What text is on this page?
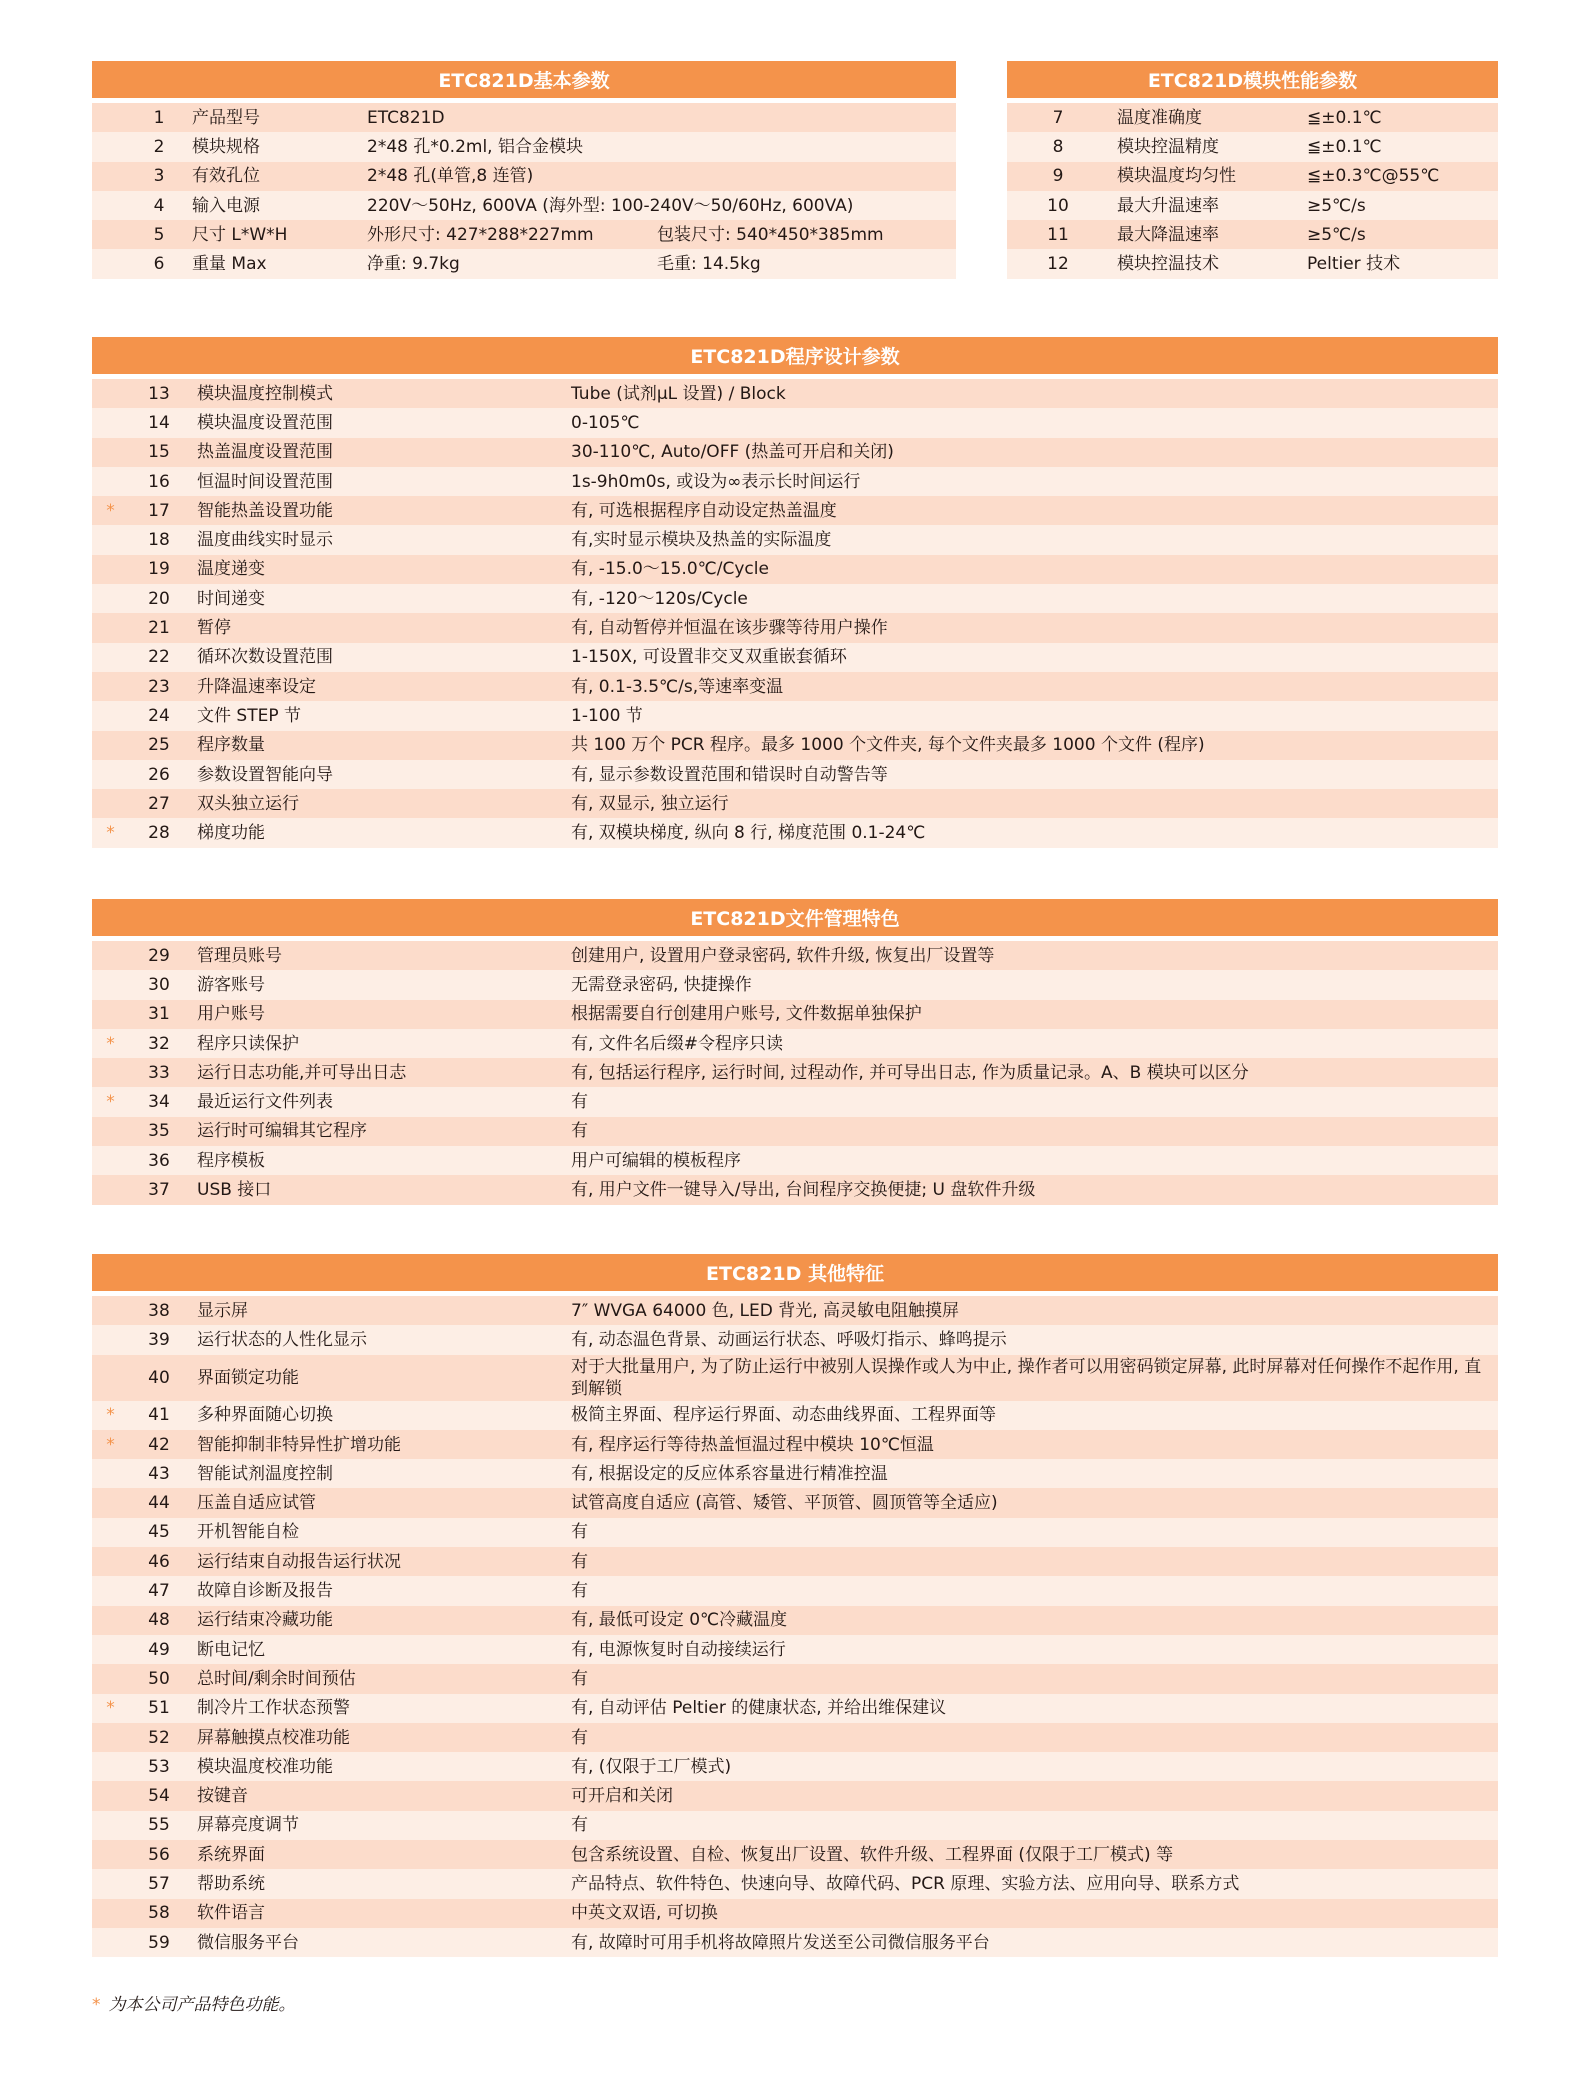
ETC821D基本参数			

	1	产品型号	ETC821D
	2	模块规格	2*48 孔*0.2ml, 铝合金模块
	3	有效孔位	2*48 孔(单管,8 连管)
	4	输入电源	220V～50Hz, 600VA (海外型: 100-240V～50/60Hz, 600VA)
	5	尺寸 L*W*H	外形尺寸: 427*288*227mm 包装尺寸: 540*450*385mm
	6	重量 Max	净重: 9.7kg 毛重: 14.5kg
ETC821D模块性能参数		

7	温度准确度	≦±0.1℃
8	模块控温精度	≦±0.1℃
9	模块温度均匀性	≦±0.3℃@55℃
10	最大升温速率	≥5℃/s
11	最大降温速率	≥5℃/s
12	模块控温技术	Peltier 技术
ETC821D程序设计参数			

	13	模块温度控制模式	Tube (试剂μL 设置) / Block
	14	模块温度设置范围	0-105℃
	15	热盖温度设置范围	30-110℃, Auto/OFF (热盖可开启和关闭)
	16	恒温时间设置范围	1s-9h0m0s, 或设为∞表示长时间运行
*	17	智能热盖设置功能	有, 可选根据程序自动设定热盖温度
	18	温度曲线实时显示	有,实时显示模块及热盖的实际温度
	19	温度递变	有, -15.0～15.0℃/Cycle
	20	时间递变	有, -120～120s/Cycle
	21	暂停	有, 自动暂停并恒温在该步骤等待用户操作
	22	循环次数设置范围	1-150X, 可设置非交叉双重嵌套循环
	23	升降温速率设定	有, 0.1-3.5℃/s,等速率变温
	24	文件 STEP 节	1-100 节
	25	程序数量	共 100 万个 PCR 程序。最多 1000 个文件夹, 每个文件夹最多 1000 个文件 (程序)
	26	参数设置智能向导	有, 显示参数设置范围和错误时自动警告等
	27	双头独立运行	有, 双显示, 独立运行
*	28	梯度功能	有, 双模块梯度, 纵向 8 行, 梯度范围 0.1-24℃
ETC821D文件管理特色			

	29	管理员账号	创建用户, 设置用户登录密码, 软件升级, 恢复出厂设置等
	30	游客账号	无需登录密码, 快捷操作
	31	用户账号	根据需要自行创建用户账号, 文件数据单独保护
*	32	程序只读保护	有, 文件名后缀#令程序只读
	33	运行日志功能,并可导出日志	有, 包括运行程序, 运行时间, 过程动作, 并可导出日志, 作为质量记录。A、B 模块可以区分
*	34	最近运行文件列表	有
	35	运行时可编辑其它程序	有
	36	程序模板	用户可编辑的模板程序
	37	USB 接口	有, 用户文件一键导入/导出, 台间程序交换便捷; U 盘软件升级
ETC821D 其他特征			

	38	显示屏	7″ WVGA 64000 色, LED 背光, 高灵敏电阻触摸屏
	39	运行状态的人性化显示	有, 动态温色背景、动画运行状态、呼吸灯指示、蜂鸣提示
	40	界面锁定功能	对于大批量用户, 为了防止运行中被别人误操作或人为中止, 操作者可以用密码锁定屏幕, 此时屏幕对任何操作不起作用, 直到解锁
*	41	多种界面随心切换	极简主界面、程序运行界面、动态曲线界面、工程界面等
*	42	智能抑制非特异性扩增功能	有, 程序运行等待热盖恒温过程中模块 10℃恒温
	43	智能试剂温度控制	有, 根据设定的反应体系容量进行精准控温
	44	压盖自适应试管	试管高度自适应 (高管、矮管、平顶管、圆顶管等全适应)
	45	开机智能自检	有
	46	运行结束自动报告运行状况	有
	47	故障自诊断及报告	有
	48	运行结束冷藏功能	有, 最低可设定 0℃冷藏温度
	49	断电记忆	有, 电源恢复时自动接续运行
	50	总时间/剩余时间预估	有
*	51	制冷片工作状态预警	有, 自动评估 Peltier 的健康状态, 并给出维保建议
	52	屏幕触摸点校准功能	有
	53	模块温度校准功能	有, (仅限于工厂模式)
	54	按键音	可开启和关闭
	55	屏幕亮度调节	有
	56	系统界面	包含系统设置、自检、恢复出厂设置、软件升级、工程界面 (仅限于工厂模式) 等
	57	帮助系统	产品特点、软件特色、快速向导、故障代码、PCR 原理、实验方法、应用向导、联系方式
	58	软件语言	中英文双语, 可切换
	59	微信服务平台	有, 故障时可用手机将故障照片发送至公司微信服务平台
* 为本公司产品特色功能。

Task details:
Locate each line with the word "Cycle" and copy it.

Worked solution:
	19	温度递变	有, -15.0～15.0℃/Cycle
	20	时间递变	有, -120～120s/Cycle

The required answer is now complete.